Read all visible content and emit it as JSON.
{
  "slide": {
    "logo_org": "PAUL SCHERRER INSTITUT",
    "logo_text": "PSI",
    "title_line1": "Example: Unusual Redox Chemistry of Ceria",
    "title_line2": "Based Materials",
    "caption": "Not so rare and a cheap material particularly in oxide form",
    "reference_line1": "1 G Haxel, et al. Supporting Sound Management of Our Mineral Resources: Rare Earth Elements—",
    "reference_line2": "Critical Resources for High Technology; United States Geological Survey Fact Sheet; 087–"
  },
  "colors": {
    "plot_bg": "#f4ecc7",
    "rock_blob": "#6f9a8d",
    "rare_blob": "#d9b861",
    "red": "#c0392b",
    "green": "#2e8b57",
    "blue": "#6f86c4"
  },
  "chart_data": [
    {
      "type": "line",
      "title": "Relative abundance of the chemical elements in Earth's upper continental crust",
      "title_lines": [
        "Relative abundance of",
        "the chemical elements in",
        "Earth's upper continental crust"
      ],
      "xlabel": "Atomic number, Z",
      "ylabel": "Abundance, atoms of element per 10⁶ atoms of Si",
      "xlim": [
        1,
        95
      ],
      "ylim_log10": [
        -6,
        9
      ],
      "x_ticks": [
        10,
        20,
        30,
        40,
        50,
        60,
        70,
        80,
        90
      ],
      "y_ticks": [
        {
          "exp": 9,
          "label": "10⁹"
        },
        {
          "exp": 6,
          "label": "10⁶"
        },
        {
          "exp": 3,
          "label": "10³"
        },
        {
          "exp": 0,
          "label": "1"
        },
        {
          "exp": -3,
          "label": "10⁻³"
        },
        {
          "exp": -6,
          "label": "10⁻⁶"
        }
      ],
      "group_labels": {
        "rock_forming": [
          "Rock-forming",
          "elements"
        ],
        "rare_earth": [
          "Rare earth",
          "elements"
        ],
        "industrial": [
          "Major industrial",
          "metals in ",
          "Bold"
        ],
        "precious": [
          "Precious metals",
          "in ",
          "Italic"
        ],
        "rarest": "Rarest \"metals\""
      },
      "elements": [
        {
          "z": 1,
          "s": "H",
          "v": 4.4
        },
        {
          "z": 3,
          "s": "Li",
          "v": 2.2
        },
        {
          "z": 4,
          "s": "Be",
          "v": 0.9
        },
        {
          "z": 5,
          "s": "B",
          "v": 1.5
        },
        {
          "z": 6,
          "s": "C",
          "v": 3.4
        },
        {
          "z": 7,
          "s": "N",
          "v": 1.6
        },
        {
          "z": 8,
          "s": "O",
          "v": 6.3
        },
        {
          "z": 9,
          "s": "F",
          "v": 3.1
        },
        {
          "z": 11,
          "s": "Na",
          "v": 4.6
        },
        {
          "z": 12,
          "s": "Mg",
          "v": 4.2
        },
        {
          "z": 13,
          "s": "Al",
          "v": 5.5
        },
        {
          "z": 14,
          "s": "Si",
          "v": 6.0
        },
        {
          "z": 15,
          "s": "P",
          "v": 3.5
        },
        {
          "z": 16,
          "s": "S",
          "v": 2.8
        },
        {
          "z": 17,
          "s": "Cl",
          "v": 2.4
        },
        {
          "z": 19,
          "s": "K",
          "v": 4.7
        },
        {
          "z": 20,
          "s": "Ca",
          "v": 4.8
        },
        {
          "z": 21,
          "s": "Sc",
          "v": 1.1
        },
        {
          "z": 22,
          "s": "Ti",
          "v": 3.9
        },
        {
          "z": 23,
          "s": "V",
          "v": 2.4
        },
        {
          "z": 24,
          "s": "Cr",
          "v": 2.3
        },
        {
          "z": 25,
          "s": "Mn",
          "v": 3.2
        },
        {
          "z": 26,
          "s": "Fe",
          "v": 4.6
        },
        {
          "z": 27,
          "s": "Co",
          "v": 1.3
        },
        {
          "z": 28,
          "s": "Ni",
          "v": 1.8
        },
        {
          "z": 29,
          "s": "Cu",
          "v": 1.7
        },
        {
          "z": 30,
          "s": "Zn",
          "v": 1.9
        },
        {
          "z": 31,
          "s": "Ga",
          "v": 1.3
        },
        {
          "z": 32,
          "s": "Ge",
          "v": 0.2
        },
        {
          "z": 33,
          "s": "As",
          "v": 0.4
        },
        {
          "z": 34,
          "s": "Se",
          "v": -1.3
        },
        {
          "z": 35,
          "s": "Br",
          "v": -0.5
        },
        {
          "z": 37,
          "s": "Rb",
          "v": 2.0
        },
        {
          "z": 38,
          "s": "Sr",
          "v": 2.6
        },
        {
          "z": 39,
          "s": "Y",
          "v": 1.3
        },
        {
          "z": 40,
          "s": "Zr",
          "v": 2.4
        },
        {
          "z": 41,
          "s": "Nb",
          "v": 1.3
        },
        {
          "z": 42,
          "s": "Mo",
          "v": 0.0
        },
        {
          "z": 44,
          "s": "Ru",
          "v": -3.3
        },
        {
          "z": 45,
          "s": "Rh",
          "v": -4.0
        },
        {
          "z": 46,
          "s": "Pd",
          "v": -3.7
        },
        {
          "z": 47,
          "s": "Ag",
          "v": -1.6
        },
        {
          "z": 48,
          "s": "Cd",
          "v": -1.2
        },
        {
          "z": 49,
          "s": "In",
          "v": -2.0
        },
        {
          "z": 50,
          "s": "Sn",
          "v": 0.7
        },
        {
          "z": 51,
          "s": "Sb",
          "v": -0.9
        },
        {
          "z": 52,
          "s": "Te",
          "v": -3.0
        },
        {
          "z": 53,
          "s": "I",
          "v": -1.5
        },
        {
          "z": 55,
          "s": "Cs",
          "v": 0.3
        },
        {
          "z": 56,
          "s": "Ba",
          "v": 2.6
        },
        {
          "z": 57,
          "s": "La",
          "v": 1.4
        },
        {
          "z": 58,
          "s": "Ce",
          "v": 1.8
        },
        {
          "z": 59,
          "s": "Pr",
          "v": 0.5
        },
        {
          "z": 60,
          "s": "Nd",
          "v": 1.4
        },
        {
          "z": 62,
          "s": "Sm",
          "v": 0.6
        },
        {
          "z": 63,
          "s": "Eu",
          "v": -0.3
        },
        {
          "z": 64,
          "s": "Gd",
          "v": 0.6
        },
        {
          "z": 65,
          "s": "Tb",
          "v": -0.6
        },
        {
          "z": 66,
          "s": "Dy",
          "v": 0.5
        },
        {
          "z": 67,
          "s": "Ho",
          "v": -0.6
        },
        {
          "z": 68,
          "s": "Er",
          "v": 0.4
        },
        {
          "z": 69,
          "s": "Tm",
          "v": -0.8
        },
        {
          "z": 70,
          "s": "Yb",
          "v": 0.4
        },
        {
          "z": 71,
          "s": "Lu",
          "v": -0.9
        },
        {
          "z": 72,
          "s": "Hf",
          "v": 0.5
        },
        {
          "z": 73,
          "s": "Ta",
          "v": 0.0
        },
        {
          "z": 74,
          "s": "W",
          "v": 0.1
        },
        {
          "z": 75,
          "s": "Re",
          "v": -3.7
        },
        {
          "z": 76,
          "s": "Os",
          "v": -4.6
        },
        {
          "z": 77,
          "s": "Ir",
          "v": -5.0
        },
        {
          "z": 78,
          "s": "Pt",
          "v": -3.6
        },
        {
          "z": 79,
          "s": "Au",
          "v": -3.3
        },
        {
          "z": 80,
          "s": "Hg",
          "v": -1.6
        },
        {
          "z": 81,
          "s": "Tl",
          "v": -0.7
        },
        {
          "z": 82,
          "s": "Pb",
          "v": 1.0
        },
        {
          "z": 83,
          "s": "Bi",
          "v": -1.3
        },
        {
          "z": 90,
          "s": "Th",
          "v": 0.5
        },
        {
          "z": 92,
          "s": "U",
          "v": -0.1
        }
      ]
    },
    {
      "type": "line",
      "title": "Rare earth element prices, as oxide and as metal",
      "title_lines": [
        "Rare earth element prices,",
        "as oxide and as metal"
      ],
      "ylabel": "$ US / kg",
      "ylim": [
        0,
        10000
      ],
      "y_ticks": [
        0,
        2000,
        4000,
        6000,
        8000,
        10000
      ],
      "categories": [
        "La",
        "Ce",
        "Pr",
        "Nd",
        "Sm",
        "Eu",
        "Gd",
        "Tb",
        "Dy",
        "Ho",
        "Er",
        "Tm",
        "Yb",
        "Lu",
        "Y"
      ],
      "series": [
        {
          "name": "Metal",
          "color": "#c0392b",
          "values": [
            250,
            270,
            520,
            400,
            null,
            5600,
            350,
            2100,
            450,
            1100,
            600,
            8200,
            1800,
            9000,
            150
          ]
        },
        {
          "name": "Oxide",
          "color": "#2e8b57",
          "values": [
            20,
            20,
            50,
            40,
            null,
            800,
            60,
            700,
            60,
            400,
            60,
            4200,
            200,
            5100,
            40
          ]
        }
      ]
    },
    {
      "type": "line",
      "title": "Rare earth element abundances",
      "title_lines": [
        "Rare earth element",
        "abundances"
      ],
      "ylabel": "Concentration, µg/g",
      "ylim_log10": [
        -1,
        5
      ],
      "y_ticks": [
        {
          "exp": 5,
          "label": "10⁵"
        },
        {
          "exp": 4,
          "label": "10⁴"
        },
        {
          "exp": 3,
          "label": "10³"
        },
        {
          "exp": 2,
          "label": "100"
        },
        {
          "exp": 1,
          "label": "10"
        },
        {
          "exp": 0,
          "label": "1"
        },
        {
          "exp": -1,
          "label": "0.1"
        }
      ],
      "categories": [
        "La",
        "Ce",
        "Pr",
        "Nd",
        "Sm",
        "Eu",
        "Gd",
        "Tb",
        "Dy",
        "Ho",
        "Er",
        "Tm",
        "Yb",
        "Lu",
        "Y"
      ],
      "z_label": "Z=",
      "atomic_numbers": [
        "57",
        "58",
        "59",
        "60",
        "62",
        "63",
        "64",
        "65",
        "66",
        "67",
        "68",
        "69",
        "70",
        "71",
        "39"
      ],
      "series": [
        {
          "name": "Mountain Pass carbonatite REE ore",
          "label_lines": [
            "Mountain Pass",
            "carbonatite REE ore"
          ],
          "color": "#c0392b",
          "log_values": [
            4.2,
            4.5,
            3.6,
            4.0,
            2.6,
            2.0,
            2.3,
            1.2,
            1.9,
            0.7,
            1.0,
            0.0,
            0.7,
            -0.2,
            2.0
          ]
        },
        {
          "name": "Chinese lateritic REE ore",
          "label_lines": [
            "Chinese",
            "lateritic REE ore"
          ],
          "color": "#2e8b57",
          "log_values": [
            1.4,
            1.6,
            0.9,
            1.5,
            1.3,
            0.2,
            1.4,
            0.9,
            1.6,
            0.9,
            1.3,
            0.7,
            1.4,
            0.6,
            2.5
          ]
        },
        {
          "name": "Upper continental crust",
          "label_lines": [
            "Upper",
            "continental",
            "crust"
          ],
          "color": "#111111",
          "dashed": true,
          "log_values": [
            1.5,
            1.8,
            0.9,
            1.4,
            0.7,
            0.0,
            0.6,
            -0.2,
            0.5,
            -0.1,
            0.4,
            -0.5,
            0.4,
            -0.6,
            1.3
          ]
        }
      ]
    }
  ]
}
- - -
*WHAT THE TASK REQUIRES*
Which lines of the material contain the string "metals"? List each of them.

*EXPECTED OUTPUT*
          "metals in ",
          "Precious metals",
        "rarest": "Rarest \"metals\""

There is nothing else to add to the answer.